DATA EXTRACT:
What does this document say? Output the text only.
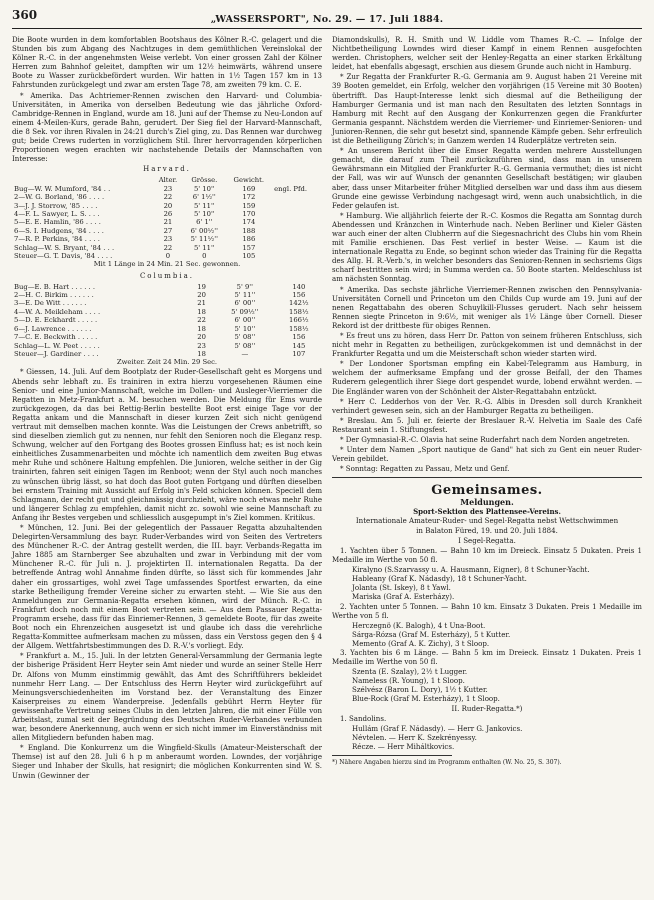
360	„WASSERSPORT", No. 29. — 17. Juli 1884.

Die Boote wurden in dem komfortablen Bootshaus des Kölner R.-C. gelagert und die Stunden bis zum Abgang des Nachtzuges in dem gemüthlichen Vereinslokal der Kölner R.-C. in der angenehmsten Weise verlebt. Von einer grossen Zahl der Kölner Herren zum Bahnhof geleitet, dampften wir um 12½ heimwärts, während unsere Boote zu Wasser zurückbefördert wurden. Wir hatten in 1½ Tagen 157 km in 13 Fahrstunden zurückgelegt und zwar am ersten Tage 78, am zweiten 79 km. C. E.

* Amerika. Das Achtriemer-Rennen zwischen den Harvard- und Columbia-Universitäten, in Amerika von derselben Bedeutung wie das jährliche Oxford-Cambridge-Rennen in England, wurde am 18. Juni auf der Themse zu Neu-London auf einem 4-Meilen-Kurs, gerade Bahn, gerudert. Der Sieg fiel der Harvard-Mannschaft, die 8 Sek. vor ihren Rivalen in 24:21 durch's Ziel ging, zu. Das Rennen war durchweg gut; beide Crews ruderten in vorzüglichem Stil. Ihrer hervorragenden körperlichen Proportionen wegen erachten wir nachstehende Details der Mannschaften von Interesse:

Harvard.
	Alter.	Grösse.	Gewicht.	
Bug—W. W. Mumford, '84 . .	23	5' 10''	169	engl. Pfd.
2—W. G. Borland, '86 . . . .	22	6' 1½''	172	
3—J. J. Storrow, '85 . . . .	20	5' 11''	159	
4—F. L. Sawyer, L. S. . . .	26	5' 10''	170	
5—E. E. Hamlin, '86 . . . .	21	6' 1''	174	
6—S. I. Hudgens, '84 . . . .	27	6' 00½''	188	
7—R. P. Perkins, '84 . . . .	23	5' 11½''	186	
Schlag—W. S. Bryant, '84 . . .	22	5' 11''	157	
Steuer—G. T. Davis, '84 . . . .	0	0	105	
Mit 1 Länge in 24 Min. 21 Sec. gewonnen.
Columbia.
Bug—E. B. Hart . . . . . .	19	5' 9''	140
2—H. C. Birkim . . . . . .	20	5' 11''	156
3—E. De Witt . . . . . .	21	6' 00''	142½
4—W. A. Meikleham . . . .	18	5' 09½''	158½
5—D. E. Eckhardt . . . . .	22	6' 00''	166½
6—J. Lawrence . . . . . .	18	5' 10''	158½
7—C. E. Beckwith . . . . .	20	5' 08''	156
Schlag—L. W. Peet . . . . .	23	5' 08''	145
Steuer—J. Gardiner . . . .	18	—	107
Zweiter. Zeit 24 Min. 29 Sec.

* Giessen, 14. Juli. Auf dem Bootplatz der Ruder-Gesellschaft geht es Morgens und Abends sehr lebhaft zu. Es trainiren in extra hierzu vorgesehenen Räumen eine Senior- und eine Junior-Mannschaft, welche im Dollen- und Ausleger-Vierriemer die Regatten in Metz-Frankfurt a. M. besuchen werden. Die Meldung für Ems wurde zurückgezogen, da das bei Rettig-Berlin bestellte Boot erst einige Tage vor der Regatta ankam und die Mannschaft in dieser kurzen Zeit sich nicht genügend vertraut mit demselben machen konnte. Was die Leistungen der Crews anbetrifft, so sind dieselben ziemlich gut zu nennen, nur fehlt den Senioren noch die Eleganz resp. Schwung, welcher auf den Fortgang des Bootes grossen Einfluss hat; es ist noch kein einheitliches Zusammenarbeiten und möchte ich namentlich dem zweiten Bug etwas mehr Ruhe und schönere Haltung empfehlen. Die Junioren, welche seither in der Gig trainirten, fahren seit einigen Tagen im Renboot; wenn der Styl auch noch manches zu wünschen übrig lässt, so hat doch das Boot guten Fortgang und dürften dieselben bei ernstem Training mit Aussicht auf Erfolg in's Feld schicken können. Speciell dem Schlagmann, der recht gut und gleichmässig durchzieht, wäre noch etwas mehr Ruhe und längerer Schlag zu empfehlen, damit nicht zc. sowohl wie seine Mannschaft zu Anfang ihr Bestes vergeben und schliesslich ausgepumpt in's Ziel kommen. Kritikus.

* München, 12. Juni. Bei der gelegentlich der Passauer Regatta abzuhaltenden Delegirten-Versammlung des bayr. Ruder-Verbandes wird von Seiten des Vertreters des Münchener R.-C. der Antrag gestellt werden, die III. bayr. Verbands-Regatta im Jahre 1885 am Starnberger See abzuhalten und zwar in Verbindung mit der vom Münchener R.-C. für Juli n. J. projektirten II. internationalen Regatta. Da der betreffende Antrag wohl Annahme finden dürfte, so lässt sich für kommendes Jahr daher ein grossartiges, wohl zwei Tage umfassendes Sportfest erwarten, da eine starke Betheiligung fremder Vereine sicher zu erwarten steht. — Wie Sie aus den Anmeldungen zur Germania-Regatta ersehen können, wird der Münch. R.-C. in Frankfurt doch noch mit einem Boot vertreten sein. — Aus dem Passauer Regatta-Programm ersehe, dass für das Einriemer-Rennen, 3 gemeldete Boote, für das zweite Boot noch ein Ehrenzeichen ausgesetzt ist und glaube ich dass die verehrliche Regatta-Kommittee aufmerksam machen zu müssen, dass ein Verstoss gegen den § 4 der Allgem. Wettfahrtsbestimmungen des D. R.-V.'s vorliegt. Edy.

* Frankfurt a. M., 15. Juli. In der letzten General-Versammlung der Germania legte der bisherige Präsident Herr Heyter sein Amt nieder und wurde an seiner Stelle Herr Dr. Alfons von Mumm einstimmig gewählt, das Amt des Schriftführers bekleidet nunmehr Herr Lang. — Der Entschluss des Herrn Heyter wird zurückgeführt auf Meinungsverschiedenheiten im Vorstand bez. der Veranstaltung des Einzer Kaiserpreises zu einem Wanderpreise. Jedenfalls gebührt Herrn Heyter für gewissenhafte Vertretung seines Clubs in den letzten Jahren, die mit einer Fülle von Arbeitslast, zumal seit der Begründung des Deutschen Ruder-Verbandes verbunden war, besondere Anerkennung, auch wenn er sich nicht immer im Einverständniss mit allen Mitgliedern befunden haben mag.

* England. Die Konkurrenz um die Wingfield-Skulls (Amateur-Meisterschaft der Themse) ist auf den 28. Juli 6 h p m anberaumt worden. Lowndes, der vorjährige Sieger und Inhaber der Skulls, hat resignirt; die möglichen Konkurrenten sind W. S. Unwin (Gewinner der

Diamondskulls), R. H. Smith und W. Liddle vom Thames R.-C. — Infolge der Nichtbetheiligung Lowndes wird dieser Kampf in einem Rennen ausgefochten werden. Christophers, welcher seit der Henley-Regatta an einer starken Erkältung leidet, hat ebenfalls abgesagt, erschien aus diesem Grunde auch nicht in Hamburg.

* Zur Regatta der Frankfurter R.-G. Germania am 9. August haben 21 Vereine mit 39 Booten gemeldet, ein Erfolg, welcher den vorjährigen (15 Vereine mit 30 Booten) übertrifft. Das Haupt-Interesse lenkt sich diesmal auf die Betheiligung der Hamburger Germania und ist man nach den Resultaten des letzten Sonntags in Hamburg mit Recht auf den Ausgang der Konkurrenzen gegen die Frankfurter Germania gespannt. Nächstdem werden die Vierriemer- und Einriemer-Senioren- und Junioren-Rennen, die sehr gut besetzt sind, spannende Kämpfe geben. Sehr erfreulich ist die Betheiligung Zürich's; in Ganzem werden 14 Ruderplätze vertreten sein.

* An unserem Bericht über die Emser Regatta werden mehrere Ausstellungen gemacht, die darauf zum Theil zurückzuführen sind, dass man in unserem Gewährsmann ein Mitglied der Frankfurter R.-G. Germania vermuthet; dies ist nicht der Fall, was wir auf Wunsch der genannten Gesellschaft bestätigen; wir glauben aber, dass unser Mitarbeiter früher Mitglied derselben war und dass ihm aus diesem Grunde eine gewisse Verbindung nachgesagt wird, wenn auch unabsichtlich, in die Feder gelaufen ist.

* Hamburg. Wie alljährlich feierte der R.-C. Kosmos die Regatta am Sonntag durch Abendessen und Kränzchen in Winterhude nach. Neben Berliner und Kieler Gästen war auch einer der alten Clubherrn auf die Siegesnachricht des Clubs hin vom Rhein mit Familie erschienen. Das Fest verlief in bester Weise. — Kaum ist die internationale Regatta zu Ende, so beginnt schon wieder das Training für die Regatta des Allg. H. R.-Verb.'s, in welcher besonders das Senioren-Rennen in sechsriems Gigs scharf bestritten sein wird; in Summa werden ca. 50 Boote starten. Meldeschluss ist am nächsten Sonntag.

* Amerika. Das sechste jährliche Vierriemer-Rennen zwischen den Pennsylvania-Universitäten Cornell und Princeton um den Childs Cup wurde am 19. Juni auf der nenen Regattabahn des oberen Schuylkill-Flusses gerudert. Nach sehr heissem Rennen siegte Princeton in 9:6½, mit weniger als 1½ Länge über Cornell. Dieser Rekord ist der drittbeste für obiges Rennen.

* Es freut uns zu hören, dass Herr Dr. Patton von seinem früheren Entschluss, sich nicht mehr in Regatten zu betheiligen, zurückgekommen ist und demnächst in der Frankfurter Regatta und um die Meisterschaft schon wieder starten wird.

* Der Londoner Sportsman empfing ein Kabel-Telegramm aus Hamburg, in welchem der aufmerksame Empfang und der grosse Beifall, der den Thames Ruderern gelegentlich ihrer Siege dort gespendet wurde, lobend erwähnt werden. — Die Engländer waren von der Schönheit der Alster-Regattabahn entzückt.

* Herr C. Ledderhos von der Ver. R.-G. Albis in Dresden soll durch Krankheit verhindert gewesen sein, sich an der Hamburger Regatta zu betheiligen.

* Breslau. Am 5. Juli er. feierte der Breslauer R.-V. Helvetia im Saale des Café Restaurant sein 1. Stiftungsfest.

* Der Gymnasial-R.-C. Olavia hat seine Ruderfahrt nach dem Norden angetreten.

* Unter dem Namen „Sport nautique de Gand" hat sich zu Gent ein neuer Ruder-Verein gebildet.

* Sonntag: Regatten zu Passau, Metz und Genf.

Gemeinsames.
Meldungen.
Sport-Sektion des Plattensee-Vereins.

Internationale Amateur-Ruder- und Segel-Regatta nebst Wettschwimmen

in Balaton Füred, 19. und 20. Juli 1884.

I Segel-Regatta.

1. Yachten über 5 Tonnen. — Bahn 10 km im Dreieck. Einsatz 5 Dukaten. Preis 1 Medaille im Werthe von 50 fl.

Kiralyno (S.Szarvassy u. A. Hausmann, Eigner), 8 t Schuner-Yacht.

Hableany (Graf K. Nádasdy), 18 t Schuner-Yacht.

Jolanta (St. Iskey), 8 t Yawl.

Mariska (Graf A. Esterházy).

2. Yachten unter 5 Tonnen. — Bahn 10 km. Einsatz 3 Dukaten. Preis 1 Medaille im Werthe von 5 fl.

Herczegnö (K. Balogh), 4 t Una-Boot.

Sárga-Rózsa (Graf M. Esterházy), 5 t Kutter.

Memento (Graf A. K. Zichy), 3 t Sloop.

3. Yachten bis 6 m Länge. — Bahn 5 km im Dreieck. Einsatz 1 Dukaten. Preis 1 Medaille im Werthe von 50 fl.

Szenta (E. Szalay), 2½ t Lugger.

Nameless (R. Young), 1 t Sloop.

Szélvész (Baron L. Dory), 1½ t Kutter.

Blue-Rock (Graf M. Esterházy), 1 t Sloop.

II. Ruder-Regatta.*)

1. Sandolins.

Hullám (Graf F. Nádasdy). — Herr G. Jankovics.

Névtelen. — Herr K. Szekrényessy.

Récze. — Herr Miháltkovics.

*) Nähere Angaben hierzu sind im Programm enthalten (W. No. 25, S. 307).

EXERCISE TASK:
Point out every line holding the string "Dreieck" and copy it.

ANSWER:
1. Yachten über 5 Tonnen. — Bahn 10 km im Dreieck. Einsatz 5 Dukaten. Preis 1 Medaille im Werthe von 50 fl.
3. Yachten bis 6 m Länge. — Bahn 5 km im Dreieck. Einsatz 1 Dukaten. Preis 1 Medaille im Werthe von 50 fl.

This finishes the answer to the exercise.